> AIM
Present every line in which the string "ribis" appears.

> EXTRACTED INFORMATION
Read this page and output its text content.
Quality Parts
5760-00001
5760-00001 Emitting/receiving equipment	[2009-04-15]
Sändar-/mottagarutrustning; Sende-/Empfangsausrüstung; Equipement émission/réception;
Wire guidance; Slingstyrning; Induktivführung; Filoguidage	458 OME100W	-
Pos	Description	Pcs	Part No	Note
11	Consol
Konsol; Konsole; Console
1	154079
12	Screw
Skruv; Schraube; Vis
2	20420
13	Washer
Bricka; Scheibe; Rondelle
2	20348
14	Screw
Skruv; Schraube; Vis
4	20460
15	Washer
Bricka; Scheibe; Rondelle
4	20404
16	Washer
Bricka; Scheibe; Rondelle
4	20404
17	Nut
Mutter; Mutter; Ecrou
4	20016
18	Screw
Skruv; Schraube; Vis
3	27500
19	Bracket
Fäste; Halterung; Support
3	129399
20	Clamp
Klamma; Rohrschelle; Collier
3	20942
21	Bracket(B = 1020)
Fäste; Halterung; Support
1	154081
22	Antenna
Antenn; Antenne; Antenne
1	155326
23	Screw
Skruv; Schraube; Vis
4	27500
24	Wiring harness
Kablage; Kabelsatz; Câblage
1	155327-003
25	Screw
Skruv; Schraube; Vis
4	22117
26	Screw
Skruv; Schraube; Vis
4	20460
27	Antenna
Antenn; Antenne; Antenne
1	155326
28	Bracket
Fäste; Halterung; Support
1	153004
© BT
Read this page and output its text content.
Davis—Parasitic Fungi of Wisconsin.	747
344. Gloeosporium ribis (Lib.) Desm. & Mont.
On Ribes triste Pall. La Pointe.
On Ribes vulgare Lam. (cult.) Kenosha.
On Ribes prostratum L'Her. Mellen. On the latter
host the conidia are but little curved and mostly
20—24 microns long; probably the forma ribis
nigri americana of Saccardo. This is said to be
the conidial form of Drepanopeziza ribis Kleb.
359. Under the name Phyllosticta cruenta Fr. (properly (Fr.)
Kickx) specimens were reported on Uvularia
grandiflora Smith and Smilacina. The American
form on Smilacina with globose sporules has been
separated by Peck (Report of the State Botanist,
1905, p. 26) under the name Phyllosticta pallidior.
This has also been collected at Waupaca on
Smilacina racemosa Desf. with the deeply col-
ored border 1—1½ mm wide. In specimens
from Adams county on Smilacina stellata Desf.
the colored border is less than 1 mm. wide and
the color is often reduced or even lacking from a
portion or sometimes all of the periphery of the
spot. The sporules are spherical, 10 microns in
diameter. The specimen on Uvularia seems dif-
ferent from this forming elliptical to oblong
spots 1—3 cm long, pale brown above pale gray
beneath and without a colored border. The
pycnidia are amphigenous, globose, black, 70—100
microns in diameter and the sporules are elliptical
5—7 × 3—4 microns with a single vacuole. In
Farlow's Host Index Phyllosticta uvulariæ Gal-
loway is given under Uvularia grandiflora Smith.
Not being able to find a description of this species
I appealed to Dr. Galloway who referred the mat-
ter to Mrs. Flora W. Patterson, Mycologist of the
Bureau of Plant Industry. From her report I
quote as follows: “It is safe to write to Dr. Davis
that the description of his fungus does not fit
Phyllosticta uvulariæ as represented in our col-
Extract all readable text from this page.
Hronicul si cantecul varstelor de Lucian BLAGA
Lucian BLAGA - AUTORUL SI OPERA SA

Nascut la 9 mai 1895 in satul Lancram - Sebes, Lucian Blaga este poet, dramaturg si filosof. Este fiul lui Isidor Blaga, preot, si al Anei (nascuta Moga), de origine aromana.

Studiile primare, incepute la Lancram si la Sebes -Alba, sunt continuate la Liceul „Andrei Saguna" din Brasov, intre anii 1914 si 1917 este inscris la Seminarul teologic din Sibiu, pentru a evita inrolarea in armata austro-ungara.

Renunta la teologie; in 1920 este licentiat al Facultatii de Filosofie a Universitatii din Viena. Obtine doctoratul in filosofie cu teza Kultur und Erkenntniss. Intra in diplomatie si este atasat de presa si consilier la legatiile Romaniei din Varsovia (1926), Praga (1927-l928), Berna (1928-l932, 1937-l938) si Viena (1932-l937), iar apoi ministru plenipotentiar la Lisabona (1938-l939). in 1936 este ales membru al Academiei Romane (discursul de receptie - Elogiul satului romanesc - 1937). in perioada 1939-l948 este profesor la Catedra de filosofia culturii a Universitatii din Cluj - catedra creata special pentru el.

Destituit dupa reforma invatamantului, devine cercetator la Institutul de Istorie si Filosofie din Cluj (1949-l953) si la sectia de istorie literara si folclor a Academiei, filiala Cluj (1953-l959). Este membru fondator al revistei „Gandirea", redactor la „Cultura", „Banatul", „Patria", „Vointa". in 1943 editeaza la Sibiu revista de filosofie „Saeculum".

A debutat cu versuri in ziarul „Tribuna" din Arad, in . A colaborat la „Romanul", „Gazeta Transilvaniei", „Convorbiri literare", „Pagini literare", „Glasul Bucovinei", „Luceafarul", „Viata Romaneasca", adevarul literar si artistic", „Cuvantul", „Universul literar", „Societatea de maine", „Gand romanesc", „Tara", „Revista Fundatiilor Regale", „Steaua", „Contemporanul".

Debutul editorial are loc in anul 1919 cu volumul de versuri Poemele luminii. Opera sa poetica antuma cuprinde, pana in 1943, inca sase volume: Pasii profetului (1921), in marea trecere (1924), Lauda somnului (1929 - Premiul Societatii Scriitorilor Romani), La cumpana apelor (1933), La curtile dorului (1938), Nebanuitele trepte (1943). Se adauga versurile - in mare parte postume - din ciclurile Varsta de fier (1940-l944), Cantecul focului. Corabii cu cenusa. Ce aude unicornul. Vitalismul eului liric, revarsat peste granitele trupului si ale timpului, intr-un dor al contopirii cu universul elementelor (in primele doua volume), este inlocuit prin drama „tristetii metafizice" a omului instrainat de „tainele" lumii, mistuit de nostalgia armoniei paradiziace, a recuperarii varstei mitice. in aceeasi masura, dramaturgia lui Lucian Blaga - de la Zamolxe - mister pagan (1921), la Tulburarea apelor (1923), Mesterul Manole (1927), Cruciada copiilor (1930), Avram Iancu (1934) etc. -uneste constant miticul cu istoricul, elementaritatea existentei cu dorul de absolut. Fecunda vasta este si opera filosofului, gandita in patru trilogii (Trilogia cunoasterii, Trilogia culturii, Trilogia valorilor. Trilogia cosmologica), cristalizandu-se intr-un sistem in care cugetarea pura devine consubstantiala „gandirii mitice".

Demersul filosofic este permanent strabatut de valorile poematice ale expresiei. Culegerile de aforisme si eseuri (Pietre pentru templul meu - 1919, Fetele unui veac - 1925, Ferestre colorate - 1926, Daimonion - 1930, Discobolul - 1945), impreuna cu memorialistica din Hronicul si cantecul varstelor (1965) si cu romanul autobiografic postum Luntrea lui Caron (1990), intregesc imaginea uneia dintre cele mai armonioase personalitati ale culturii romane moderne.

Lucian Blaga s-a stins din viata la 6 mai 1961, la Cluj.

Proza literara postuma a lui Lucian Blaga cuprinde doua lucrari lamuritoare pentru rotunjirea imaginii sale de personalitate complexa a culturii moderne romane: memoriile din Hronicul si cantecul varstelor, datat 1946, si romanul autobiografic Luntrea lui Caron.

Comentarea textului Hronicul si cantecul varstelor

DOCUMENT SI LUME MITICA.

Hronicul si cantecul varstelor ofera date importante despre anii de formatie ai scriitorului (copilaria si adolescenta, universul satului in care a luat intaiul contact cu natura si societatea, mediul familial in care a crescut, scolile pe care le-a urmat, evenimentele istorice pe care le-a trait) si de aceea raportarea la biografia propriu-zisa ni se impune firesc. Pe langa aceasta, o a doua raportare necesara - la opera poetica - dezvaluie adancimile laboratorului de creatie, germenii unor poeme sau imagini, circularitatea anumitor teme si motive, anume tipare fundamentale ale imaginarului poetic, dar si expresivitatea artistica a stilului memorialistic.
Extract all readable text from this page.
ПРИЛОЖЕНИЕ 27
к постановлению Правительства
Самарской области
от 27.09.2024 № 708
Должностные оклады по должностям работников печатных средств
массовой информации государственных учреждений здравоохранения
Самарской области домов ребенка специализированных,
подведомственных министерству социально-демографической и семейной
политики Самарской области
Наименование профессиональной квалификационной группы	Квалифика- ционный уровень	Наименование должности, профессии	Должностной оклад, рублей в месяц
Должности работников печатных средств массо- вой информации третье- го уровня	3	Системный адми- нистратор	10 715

> RIGHT ANSWER
344. Gloeosporium ribis (Lib.) Desm. & Mont.
20—24 microns long; probably the forma ribis
the conidial form of Drepanopeziza ribis Kleb.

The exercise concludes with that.